• _Records for the exercise_:
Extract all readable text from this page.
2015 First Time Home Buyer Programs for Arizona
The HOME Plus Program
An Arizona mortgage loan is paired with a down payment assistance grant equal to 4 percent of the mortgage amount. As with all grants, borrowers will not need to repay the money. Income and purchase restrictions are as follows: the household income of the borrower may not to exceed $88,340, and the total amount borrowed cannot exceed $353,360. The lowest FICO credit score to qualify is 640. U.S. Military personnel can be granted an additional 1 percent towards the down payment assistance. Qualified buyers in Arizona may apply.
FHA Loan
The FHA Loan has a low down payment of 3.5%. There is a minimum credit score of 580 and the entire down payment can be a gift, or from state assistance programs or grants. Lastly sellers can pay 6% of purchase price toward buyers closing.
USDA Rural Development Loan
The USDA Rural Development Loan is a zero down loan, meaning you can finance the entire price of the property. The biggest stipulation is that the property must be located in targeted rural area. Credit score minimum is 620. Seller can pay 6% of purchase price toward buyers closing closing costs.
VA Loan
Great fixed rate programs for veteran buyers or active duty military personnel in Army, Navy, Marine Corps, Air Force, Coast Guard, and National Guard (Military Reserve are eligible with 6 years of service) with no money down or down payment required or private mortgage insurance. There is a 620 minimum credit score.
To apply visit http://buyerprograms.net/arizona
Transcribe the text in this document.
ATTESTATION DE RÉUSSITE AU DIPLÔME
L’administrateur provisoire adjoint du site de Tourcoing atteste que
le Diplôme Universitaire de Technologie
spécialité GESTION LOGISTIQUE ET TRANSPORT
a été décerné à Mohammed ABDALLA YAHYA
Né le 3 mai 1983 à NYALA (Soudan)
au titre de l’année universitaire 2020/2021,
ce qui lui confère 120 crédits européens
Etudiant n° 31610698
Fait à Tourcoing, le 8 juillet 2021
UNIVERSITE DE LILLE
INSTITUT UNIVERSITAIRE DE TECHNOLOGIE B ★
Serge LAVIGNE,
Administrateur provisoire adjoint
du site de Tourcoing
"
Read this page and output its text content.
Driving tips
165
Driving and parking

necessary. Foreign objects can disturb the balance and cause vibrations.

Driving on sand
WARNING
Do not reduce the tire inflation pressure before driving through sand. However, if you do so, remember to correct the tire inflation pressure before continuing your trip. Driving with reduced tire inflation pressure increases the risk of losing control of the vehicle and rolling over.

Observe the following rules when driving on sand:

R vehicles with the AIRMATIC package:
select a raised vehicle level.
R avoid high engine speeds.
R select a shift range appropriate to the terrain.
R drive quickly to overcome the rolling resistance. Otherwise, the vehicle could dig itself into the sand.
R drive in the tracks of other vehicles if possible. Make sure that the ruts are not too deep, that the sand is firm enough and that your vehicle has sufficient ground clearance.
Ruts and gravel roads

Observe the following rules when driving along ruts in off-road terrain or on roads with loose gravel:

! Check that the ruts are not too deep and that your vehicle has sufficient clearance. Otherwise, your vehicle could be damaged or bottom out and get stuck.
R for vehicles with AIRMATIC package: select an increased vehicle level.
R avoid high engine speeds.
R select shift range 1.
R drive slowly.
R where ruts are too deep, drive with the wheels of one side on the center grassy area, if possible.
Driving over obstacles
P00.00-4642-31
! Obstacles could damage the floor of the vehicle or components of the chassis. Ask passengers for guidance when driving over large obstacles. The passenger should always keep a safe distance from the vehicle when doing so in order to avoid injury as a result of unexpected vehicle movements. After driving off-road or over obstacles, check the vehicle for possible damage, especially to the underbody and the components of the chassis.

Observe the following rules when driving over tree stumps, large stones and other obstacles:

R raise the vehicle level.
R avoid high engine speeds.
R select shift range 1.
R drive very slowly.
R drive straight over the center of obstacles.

• _Exercise directions_: Using the material above, copy every line in which the string "sand" occurs.

• _Result for this exercise_:
Driving on sand
Do not reduce the tire inflation pressure before driving through sand. However, if you do so, remember to correct the tire inflation pressure before continuing your trip. Driving with reduced tire inflation pressure increases the risk of losing control of the vehicle and rolling over.
Observe the following rules when driving on sand:
R drive quickly to overcome the rolling resistance. Otherwise, the vehicle could dig itself into the sand.
R drive in the tracks of other vehicles if possible. Make sure that the ruts are not too deep, that the sand is firm enough and that your vehicle has sufficient ground clearance.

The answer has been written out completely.